**Challenge**
Write every record out again exactly as given.

**Recorded information**
* Begin *
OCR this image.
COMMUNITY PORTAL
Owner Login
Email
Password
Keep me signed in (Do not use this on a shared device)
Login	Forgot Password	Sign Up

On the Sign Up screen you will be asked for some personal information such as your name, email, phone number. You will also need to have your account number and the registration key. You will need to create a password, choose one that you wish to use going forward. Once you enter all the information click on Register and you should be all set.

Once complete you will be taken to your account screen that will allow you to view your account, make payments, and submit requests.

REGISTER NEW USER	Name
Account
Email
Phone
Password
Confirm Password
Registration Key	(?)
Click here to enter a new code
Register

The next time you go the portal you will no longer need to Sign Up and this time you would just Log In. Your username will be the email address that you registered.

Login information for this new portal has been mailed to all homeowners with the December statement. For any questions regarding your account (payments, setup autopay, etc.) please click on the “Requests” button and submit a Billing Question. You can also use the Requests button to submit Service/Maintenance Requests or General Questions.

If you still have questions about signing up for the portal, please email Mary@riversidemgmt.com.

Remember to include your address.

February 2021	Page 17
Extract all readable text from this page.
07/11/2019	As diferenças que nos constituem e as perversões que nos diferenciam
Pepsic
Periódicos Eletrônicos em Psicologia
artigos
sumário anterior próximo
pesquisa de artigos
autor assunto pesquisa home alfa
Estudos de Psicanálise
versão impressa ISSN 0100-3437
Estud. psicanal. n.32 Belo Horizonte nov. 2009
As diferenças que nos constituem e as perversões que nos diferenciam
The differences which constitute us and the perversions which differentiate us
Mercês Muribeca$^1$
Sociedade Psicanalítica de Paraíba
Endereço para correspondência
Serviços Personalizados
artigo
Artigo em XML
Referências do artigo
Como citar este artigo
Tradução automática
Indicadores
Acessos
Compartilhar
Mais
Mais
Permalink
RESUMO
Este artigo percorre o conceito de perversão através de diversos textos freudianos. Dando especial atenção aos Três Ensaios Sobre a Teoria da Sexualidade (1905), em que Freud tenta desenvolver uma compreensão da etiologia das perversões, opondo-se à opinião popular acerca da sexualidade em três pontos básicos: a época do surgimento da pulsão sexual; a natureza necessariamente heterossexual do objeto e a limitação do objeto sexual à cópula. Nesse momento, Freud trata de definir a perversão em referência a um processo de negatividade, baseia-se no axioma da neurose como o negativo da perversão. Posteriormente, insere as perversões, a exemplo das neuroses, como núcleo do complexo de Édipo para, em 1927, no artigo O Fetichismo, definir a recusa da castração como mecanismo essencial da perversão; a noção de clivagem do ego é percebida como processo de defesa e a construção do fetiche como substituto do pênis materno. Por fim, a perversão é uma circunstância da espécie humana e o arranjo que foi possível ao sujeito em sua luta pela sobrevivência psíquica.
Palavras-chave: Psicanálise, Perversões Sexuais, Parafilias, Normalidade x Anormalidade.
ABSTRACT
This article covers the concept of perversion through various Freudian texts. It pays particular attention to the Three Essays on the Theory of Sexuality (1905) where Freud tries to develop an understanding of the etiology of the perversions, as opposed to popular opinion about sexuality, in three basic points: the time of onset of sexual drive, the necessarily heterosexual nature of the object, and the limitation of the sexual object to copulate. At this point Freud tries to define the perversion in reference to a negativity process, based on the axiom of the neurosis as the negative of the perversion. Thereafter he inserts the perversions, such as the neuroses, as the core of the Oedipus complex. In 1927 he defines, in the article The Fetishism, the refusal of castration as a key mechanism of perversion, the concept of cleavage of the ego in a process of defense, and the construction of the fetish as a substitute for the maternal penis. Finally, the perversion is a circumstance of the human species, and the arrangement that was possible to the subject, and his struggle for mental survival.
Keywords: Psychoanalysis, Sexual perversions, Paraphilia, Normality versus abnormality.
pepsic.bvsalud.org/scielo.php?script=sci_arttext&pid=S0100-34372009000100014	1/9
* End *
**Solution for this exercise**
OCR this image.
COMMUNITY PORTAL
Owner Login
Email
Password
Keep me signed in (Do not use this on a shared device)
Login	Forgot Password	Sign Up

On the Sign Up screen you will be asked for some personal information such as your name, email, phone number. You will also need to have your account number and the registration key. You will need to create a password, choose one that you wish to use going forward. Once you enter all the information click on Register and you should be all set.

Once complete you will be taken to your account screen that will allow you to view your account, make payments, and submit requests.

REGISTER NEW USER	Name
Account
Email
Phone
Password
Confirm Password
Registration Key	(?)
Click here to enter a new code
Register

The next time you go the portal you will no longer need to Sign Up and this time you would just Log In. Your username will be the email address that you registered.

Login information for this new portal has been mailed to all homeowners with the December statement. For any questions regarding your account (payments, setup autopay, etc.) please click on the “Requests” button and submit a Billing Question. You can also use the Requests button to submit Service/Maintenance Requests or General Questions.

If you still have questions about signing up for the portal, please email Mary@riversidemgmt.com.

Remember to include your address.

February 2021	Page 17
Extract all readable text from this page.
07/11/2019	As diferenças que nos constituem e as perversões que nos diferenciam
Pepsic
Periódicos Eletrônicos em Psicologia
artigos
sumário anterior próximo
pesquisa de artigos
autor assunto pesquisa home alfa
Estudos de Psicanálise
versão impressa ISSN 0100-3437
Estud. psicanal. n.32 Belo Horizonte nov. 2009
As diferenças que nos constituem e as perversões que nos diferenciam
The differences which constitute us and the perversions which differentiate us
Mercês Muribeca$^1$
Sociedade Psicanalítica de Paraíba
Endereço para correspondência
Serviços Personalizados
artigo
Artigo em XML
Referências do artigo
Como citar este artigo
Tradução automática
Indicadores
Acessos
Compartilhar
Mais
Mais
Permalink
RESUMO
Este artigo percorre o conceito de perversão através de diversos textos freudianos. Dando especial atenção aos Três Ensaios Sobre a Teoria da Sexualidade (1905), em que Freud tenta desenvolver uma compreensão da etiologia das perversões, opondo-se à opinião popular acerca da sexualidade em três pontos básicos: a época do surgimento da pulsão sexual; a natureza necessariamente heterossexual do objeto e a limitação do objeto sexual à cópula. Nesse momento, Freud trata de definir a perversão em referência a um processo de negatividade, baseia-se no axioma da neurose como o negativo da perversão. Posteriormente, insere as perversões, a exemplo das neuroses, como núcleo do complexo de Édipo para, em 1927, no artigo O Fetichismo, definir a recusa da castração como mecanismo essencial da perversão; a noção de clivagem do ego é percebida como processo de defesa e a construção do fetiche como substituto do pênis materno. Por fim, a perversão é uma circunstância da espécie humana e o arranjo que foi possível ao sujeito em sua luta pela sobrevivência psíquica.
Palavras-chave: Psicanálise, Perversões Sexuais, Parafilias, Normalidade x Anormalidade.
ABSTRACT
This article covers the concept of perversion through various Freudian texts. It pays particular attention to the Three Essays on the Theory of Sexuality (1905) where Freud tries to develop an understanding of the etiology of the perversions, as opposed to popular opinion about sexuality, in three basic points: the time of onset of sexual drive, the necessarily heterosexual nature of the object, and the limitation of the sexual object to copulate. At this point Freud tries to define the perversion in reference to a negativity process, based on the axiom of the neurosis as the negative of the perversion. Thereafter he inserts the perversions, such as the neuroses, as the core of the Oedipus complex. In 1927 he defines, in the article The Fetishism, the refusal of castration as a key mechanism of perversion, the concept of cleavage of the ego in a process of defense, and the construction of the fetish as a substitute for the maternal penis. Finally, the perversion is a circumstance of the human species, and the arrangement that was possible to the subject, and his struggle for mental survival.
Keywords: Psychoanalysis, Sexual perversions, Paraphilia, Normality versus abnormality.
pepsic.bvsalud.org/scielo.php?script=sci_arttext&pid=S0100-34372009000100014	1/9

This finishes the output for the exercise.